>> Begin EXTRACTED ENTRIES

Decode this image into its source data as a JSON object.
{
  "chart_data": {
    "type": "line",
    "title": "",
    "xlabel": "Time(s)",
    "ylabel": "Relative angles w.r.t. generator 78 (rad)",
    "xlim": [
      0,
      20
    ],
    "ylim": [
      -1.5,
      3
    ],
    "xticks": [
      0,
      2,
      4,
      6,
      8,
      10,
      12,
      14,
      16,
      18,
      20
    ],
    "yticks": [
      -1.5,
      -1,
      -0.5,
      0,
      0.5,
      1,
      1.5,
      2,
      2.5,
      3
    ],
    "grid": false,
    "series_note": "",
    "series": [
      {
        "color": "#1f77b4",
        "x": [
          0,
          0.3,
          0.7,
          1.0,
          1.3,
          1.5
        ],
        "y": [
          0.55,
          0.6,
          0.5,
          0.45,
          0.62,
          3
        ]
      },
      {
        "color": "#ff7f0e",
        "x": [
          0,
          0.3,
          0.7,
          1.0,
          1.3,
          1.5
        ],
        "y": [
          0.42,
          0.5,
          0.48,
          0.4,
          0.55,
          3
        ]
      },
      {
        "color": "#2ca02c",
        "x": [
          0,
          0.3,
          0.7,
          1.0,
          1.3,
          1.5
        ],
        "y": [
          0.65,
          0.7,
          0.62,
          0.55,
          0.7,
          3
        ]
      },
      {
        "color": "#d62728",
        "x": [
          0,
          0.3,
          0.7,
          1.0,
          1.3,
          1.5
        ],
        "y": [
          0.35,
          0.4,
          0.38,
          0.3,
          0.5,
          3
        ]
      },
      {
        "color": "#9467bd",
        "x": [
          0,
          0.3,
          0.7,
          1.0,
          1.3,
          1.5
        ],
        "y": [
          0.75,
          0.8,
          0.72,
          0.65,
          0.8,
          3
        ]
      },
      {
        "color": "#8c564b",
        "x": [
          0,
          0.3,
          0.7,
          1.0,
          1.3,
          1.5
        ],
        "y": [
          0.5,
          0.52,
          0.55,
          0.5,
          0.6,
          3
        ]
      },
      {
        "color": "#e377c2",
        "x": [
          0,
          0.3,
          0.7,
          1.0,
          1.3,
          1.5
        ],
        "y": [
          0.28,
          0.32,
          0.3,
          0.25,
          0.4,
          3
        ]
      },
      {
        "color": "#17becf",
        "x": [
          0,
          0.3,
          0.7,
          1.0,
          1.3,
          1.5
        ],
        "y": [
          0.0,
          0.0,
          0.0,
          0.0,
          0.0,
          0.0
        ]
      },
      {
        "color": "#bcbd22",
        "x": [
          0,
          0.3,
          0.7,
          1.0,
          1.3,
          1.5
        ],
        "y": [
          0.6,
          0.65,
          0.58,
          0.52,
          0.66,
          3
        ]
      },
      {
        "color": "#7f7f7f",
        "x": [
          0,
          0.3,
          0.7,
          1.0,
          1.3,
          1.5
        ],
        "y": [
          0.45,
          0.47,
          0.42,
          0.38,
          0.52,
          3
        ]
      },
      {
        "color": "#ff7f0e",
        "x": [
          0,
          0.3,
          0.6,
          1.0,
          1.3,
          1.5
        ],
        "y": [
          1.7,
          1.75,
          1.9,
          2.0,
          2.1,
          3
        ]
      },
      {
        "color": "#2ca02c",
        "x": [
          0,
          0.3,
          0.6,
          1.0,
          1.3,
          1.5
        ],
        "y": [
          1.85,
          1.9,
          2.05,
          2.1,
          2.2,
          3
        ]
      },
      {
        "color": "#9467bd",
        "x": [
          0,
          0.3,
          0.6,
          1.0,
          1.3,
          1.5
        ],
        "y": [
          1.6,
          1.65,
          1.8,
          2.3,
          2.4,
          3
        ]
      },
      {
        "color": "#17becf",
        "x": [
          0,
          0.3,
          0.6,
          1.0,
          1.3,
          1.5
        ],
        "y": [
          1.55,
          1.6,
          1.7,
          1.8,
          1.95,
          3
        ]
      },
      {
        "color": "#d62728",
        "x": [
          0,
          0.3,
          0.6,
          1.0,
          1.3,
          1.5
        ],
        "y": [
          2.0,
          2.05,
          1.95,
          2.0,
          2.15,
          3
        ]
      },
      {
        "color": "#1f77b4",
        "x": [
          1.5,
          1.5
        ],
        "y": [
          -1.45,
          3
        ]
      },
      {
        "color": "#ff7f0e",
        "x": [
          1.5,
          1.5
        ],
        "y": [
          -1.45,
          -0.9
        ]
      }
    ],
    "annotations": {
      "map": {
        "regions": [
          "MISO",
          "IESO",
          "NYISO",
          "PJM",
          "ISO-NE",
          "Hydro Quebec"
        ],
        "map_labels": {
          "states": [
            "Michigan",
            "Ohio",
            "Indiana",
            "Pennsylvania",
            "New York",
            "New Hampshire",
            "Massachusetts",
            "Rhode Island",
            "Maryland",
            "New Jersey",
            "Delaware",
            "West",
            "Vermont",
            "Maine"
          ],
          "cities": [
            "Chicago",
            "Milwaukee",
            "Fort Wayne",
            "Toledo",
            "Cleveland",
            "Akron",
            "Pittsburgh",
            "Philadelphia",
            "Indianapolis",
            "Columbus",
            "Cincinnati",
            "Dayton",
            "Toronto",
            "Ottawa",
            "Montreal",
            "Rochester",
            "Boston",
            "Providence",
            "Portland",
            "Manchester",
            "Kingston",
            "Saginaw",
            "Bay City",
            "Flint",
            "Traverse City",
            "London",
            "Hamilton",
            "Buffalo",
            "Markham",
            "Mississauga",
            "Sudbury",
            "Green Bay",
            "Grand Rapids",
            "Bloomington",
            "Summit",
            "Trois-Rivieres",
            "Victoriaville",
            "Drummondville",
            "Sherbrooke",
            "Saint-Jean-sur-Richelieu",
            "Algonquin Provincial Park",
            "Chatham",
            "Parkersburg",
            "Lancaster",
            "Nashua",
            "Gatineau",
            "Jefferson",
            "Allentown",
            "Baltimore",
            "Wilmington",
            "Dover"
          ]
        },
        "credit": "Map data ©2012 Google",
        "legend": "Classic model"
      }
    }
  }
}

>> End EXTRACTED ENTRIES

:: PROBLEM STATEMENT ::
Write an exact transcription of every entry above.

:: CORRECT RESULT ::
Decode this image into its source data as a JSON object.
{
  "chart_data": {
    "type": "line",
    "title": "",
    "xlabel": "Time(s)",
    "ylabel": "Relative angles w.r.t. generator 78 (rad)",
    "xlim": [
      0,
      20
    ],
    "ylim": [
      -1.5,
      3
    ],
    "xticks": [
      0,
      2,
      4,
      6,
      8,
      10,
      12,
      14,
      16,
      18,
      20
    ],
    "yticks": [
      -1.5,
      -1,
      -0.5,
      0,
      0.5,
      1,
      1.5,
      2,
      2.5,
      3
    ],
    "grid": false,
    "series_note": "",
    "series": [
      {
        "color": "#1f77b4",
        "x": [
          0,
          0.3,
          0.7,
          1.0,
          1.3,
          1.5
        ],
        "y": [
          0.55,
          0.6,
          0.5,
          0.45,
          0.62,
          3
        ]
      },
      {
        "color": "#ff7f0e",
        "x": [
          0,
          0.3,
          0.7,
          1.0,
          1.3,
          1.5
        ],
        "y": [
          0.42,
          0.5,
          0.48,
          0.4,
          0.55,
          3
        ]
      },
      {
        "color": "#2ca02c",
        "x": [
          0,
          0.3,
          0.7,
          1.0,
          1.3,
          1.5
        ],
        "y": [
          0.65,
          0.7,
          0.62,
          0.55,
          0.7,
          3
        ]
      },
      {
        "color": "#d62728",
        "x": [
          0,
          0.3,
          0.7,
          1.0,
          1.3,
          1.5
        ],
        "y": [
          0.35,
          0.4,
          0.38,
          0.3,
          0.5,
          3
        ]
      },
      {
        "color": "#9467bd",
        "x": [
          0,
          0.3,
          0.7,
          1.0,
          1.3,
          1.5
        ],
        "y": [
          0.75,
          0.8,
          0.72,
          0.65,
          0.8,
          3
        ]
      },
      {
        "color": "#8c564b",
        "x": [
          0,
          0.3,
          0.7,
          1.0,
          1.3,
          1.5
        ],
        "y": [
          0.5,
          0.52,
          0.55,
          0.5,
          0.6,
          3
        ]
      },
      {
        "color": "#e377c2",
        "x": [
          0,
          0.3,
          0.7,
          1.0,
          1.3,
          1.5
        ],
        "y": [
          0.28,
          0.32,
          0.3,
          0.25,
          0.4,
          3
        ]
      },
      {
        "color": "#17becf",
        "x": [
          0,
          0.3,
          0.7,
          1.0,
          1.3,
          1.5
        ],
        "y": [
          0.0,
          0.0,
          0.0,
          0.0,
          0.0,
          0.0
        ]
      },
      {
        "color": "#bcbd22",
        "x": [
          0,
          0.3,
          0.7,
          1.0,
          1.3,
          1.5
        ],
        "y": [
          0.6,
          0.65,
          0.58,
          0.52,
          0.66,
          3
        ]
      },
      {
        "color": "#7f7f7f",
        "x": [
          0,
          0.3,
          0.7,
          1.0,
          1.3,
          1.5
        ],
        "y": [
          0.45,
          0.47,
          0.42,
          0.38,
          0.52,
          3
        ]
      },
      {
        "color": "#ff7f0e",
        "x": [
          0,
          0.3,
          0.6,
          1.0,
          1.3,
          1.5
        ],
        "y": [
          1.7,
          1.75,
          1.9,
          2.0,
          2.1,
          3
        ]
      },
      {
        "color": "#2ca02c",
        "x": [
          0,
          0.3,
          0.6,
          1.0,
          1.3,
          1.5
        ],
        "y": [
          1.85,
          1.9,
          2.05,
          2.1,
          2.2,
          3
        ]
      },
      {
        "color": "#9467bd",
        "x": [
          0,
          0.3,
          0.6,
          1.0,
          1.3,
          1.5
        ],
        "y": [
          1.6,
          1.65,
          1.8,
          2.3,
          2.4,
          3
        ]
      },
      {
        "color": "#17becf",
        "x": [
          0,
          0.3,
          0.6,
          1.0,
          1.3,
          1.5
        ],
        "y": [
          1.55,
          1.6,
          1.7,
          1.8,
          1.95,
          3
        ]
      },
      {
        "color": "#d62728",
        "x": [
          0,
          0.3,
          0.6,
          1.0,
          1.3,
          1.5
        ],
        "y": [
          2.0,
          2.05,
          1.95,
          2.0,
          2.15,
          3
        ]
      },
      {
        "color": "#1f77b4",
        "x": [
          1.5,
          1.5
        ],
        "y": [
          -1.45,
          3
        ]
      },
      {
        "color": "#ff7f0e",
        "x": [
          1.5,
          1.5
        ],
        "y": [
          -1.45,
          -0.9
        ]
      }
    ],
    "annotations": {
      "map": {
        "regions": [
          "MISO",
          "IESO",
          "NYISO",
          "PJM",
          "ISO-NE",
          "Hydro Quebec"
        ],
        "map_labels": {
          "states": [
            "Michigan",
            "Ohio",
            "Indiana",
            "Pennsylvania",
            "New York",
            "New Hampshire",
            "Massachusetts",
            "Rhode Island",
            "Maryland",
            "New Jersey",
            "Delaware",
            "West",
            "Vermont",
            "Maine"
          ],
          "cities": [
            "Chicago",
            "Milwaukee",
            "Fort Wayne",
            "Toledo",
            "Cleveland",
            "Akron",
            "Pittsburgh",
            "Philadelphia",
            "Indianapolis",
            "Columbus",
            "Cincinnati",
            "Dayton",
            "Toronto",
            "Ottawa",
            "Montreal",
            "Rochester",
            "Boston",
            "Providence",
            "Portland",
            "Manchester",
            "Kingston",
            "Saginaw",
            "Bay City",
            "Flint",
            "Traverse City",
            "London",
            "Hamilton",
            "Buffalo",
            "Markham",
            "Mississauga",
            "Sudbury",
            "Green Bay",
            "Grand Rapids",
            "Bloomington",
            "Summit",
            "Trois-Rivieres",
            "Victoriaville",
            "Drummondville",
            "Sherbrooke",
            "Saint-Jean-sur-Richelieu",
            "Algonquin Provincial Park",
            "Chatham",
            "Parkersburg",
            "Lancaster",
            "Nashua",
            "Gatineau",
            "Jefferson",
            "Allentown",
            "Baltimore",
            "Wilmington",
            "Dover"
          ]
        },
        "credit": "Map data ©2012 Google",
        "legend": "Classic model"
      }
    }
  }
}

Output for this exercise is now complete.